---- GIVEN DATA
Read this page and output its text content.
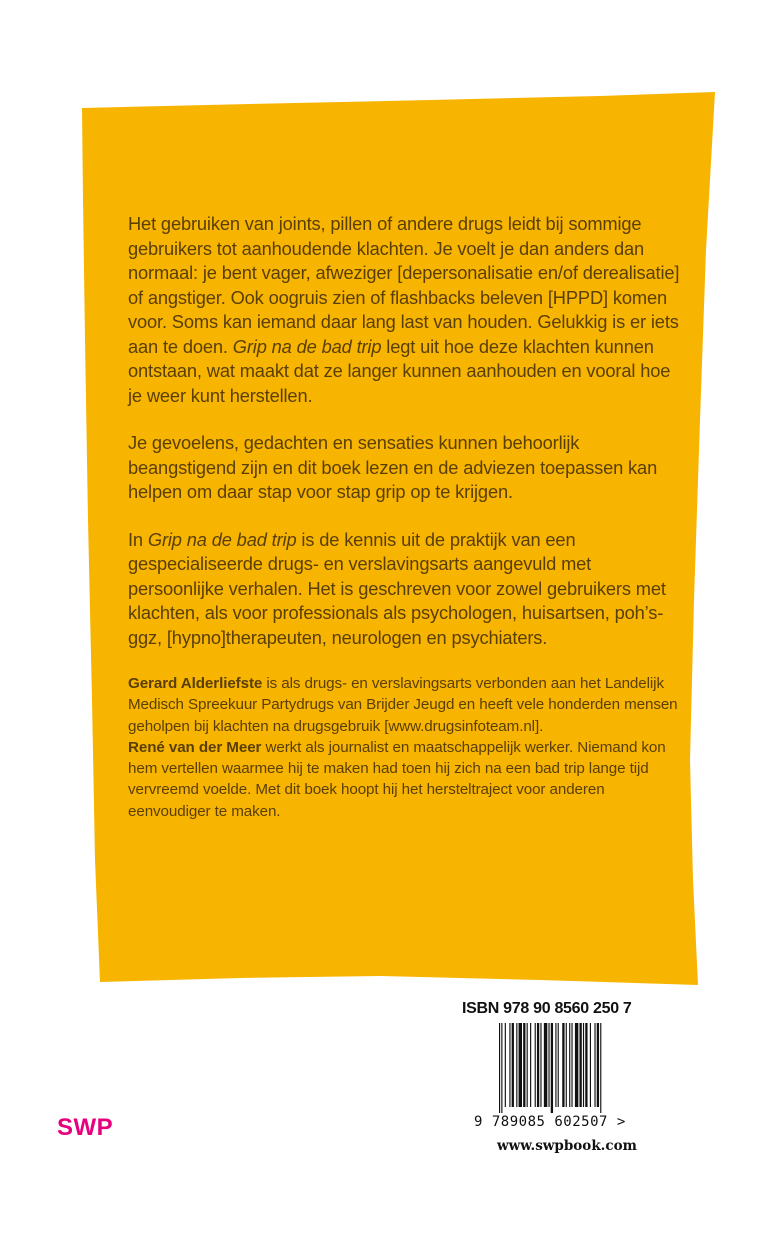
Het gebruiken van joints, pillen of andere drugs leidt bij sommige gebruikers tot aanhoudende klachten. Je voelt je dan anders dan normaal: je bent vager, afweziger [depersonalisatie en/of derealisatie] of angstiger. Ook oogruis zien of flashbacks beleven [HPPD] komen voor. Soms kan iemand daar lang last van houden. Gelukkig is er iets aan te doen. Grip na de bad trip legt uit hoe deze klachten kunnen ontstaan, wat maakt dat ze langer kunnen aanhouden en vooral hoe je weer kunt herstellen.

Je gevoelens, gedachten en sensaties kunnen behoorlijk beangstigend zijn en dit boek lezen en de adviezen toepassen kan helpen om daar stap voor stap grip op te krijgen.

In Grip na de bad trip is de kennis uit de praktijk van een gespecialiseerde drugs- en verslavingsarts aangevuld met persoonlijke verhalen. Het is geschreven voor zowel gebruikers met klachten, als voor professionals als psychologen, huisartsen, poh’s-ggz, [hypno]therapeuten, neurologen en psychiaters.

Gerard Alderliefste is als drugs- en verslavingsarts verbonden aan het Landelijk Medisch Spreekuur Partydrugs van Brijder Jeugd en heeft vele honderden mensen geholpen bij klachten na drugsgebruik [www.drugsinfoteam.nl].

René van der Meer werkt als journalist en maatschappelijk werker. Niemand kon hem vertellen waarmee hij te maken had toen hij zich na een bad trip lange tijd vervreemd voelde. Met dit boek hoopt hij het hersteltraject voor anderen eenvoudiger te maken.

SWP
ISBN 978 90 8560 250 7
9 789085 602507 >
www.swpbook.com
--------
Pictures are not part of the copy; output everything else in the records exactly.

# [EXERCISE OUTPUT]
Read this page and output its text content.
Het gebruiken van joints, pillen of andere drugs leidt bij sommige gebruikers tot aanhoudende klachten. Je voelt je dan anders dan normaal: je bent vager, afweziger [depersonalisatie en/of derealisatie] of angstiger. Ook oogruis zien of flashbacks beleven [HPPD] komen voor. Soms kan iemand daar lang last van houden. Gelukkig is er iets aan te doen. Grip na de bad trip legt uit hoe deze klachten kunnen ontstaan, wat maakt dat ze langer kunnen aanhouden en vooral hoe je weer kunt herstellen.

Je gevoelens, gedachten en sensaties kunnen behoorlijk beangstigend zijn en dit boek lezen en de adviezen toepassen kan helpen om daar stap voor stap grip op te krijgen.

In Grip na de bad trip is de kennis uit de praktijk van een gespecialiseerde drugs- en verslavingsarts aangevuld met persoonlijke verhalen. Het is geschreven voor zowel gebruikers met klachten, als voor professionals als psychologen, huisartsen, poh’s-ggz, [hypno]therapeuten, neurologen en psychiaters.

Gerard Alderliefste is als drugs- en verslavingsarts verbonden aan het Landelijk Medisch Spreekuur Partydrugs van Brijder Jeugd en heeft vele honderden mensen geholpen bij klachten na drugsgebruik [www.drugsinfoteam.nl].

René van der Meer werkt als journalist en maatschappelijk werker. Niemand kon hem vertellen waarmee hij te maken had toen hij zich na een bad trip lange tijd vervreemd voelde. Met dit boek hoopt hij het hersteltraject voor anderen eenvoudiger te maken.

SWP
ISBN 978 90 8560 250 7
9 789085 602507 >
www.swpbook.com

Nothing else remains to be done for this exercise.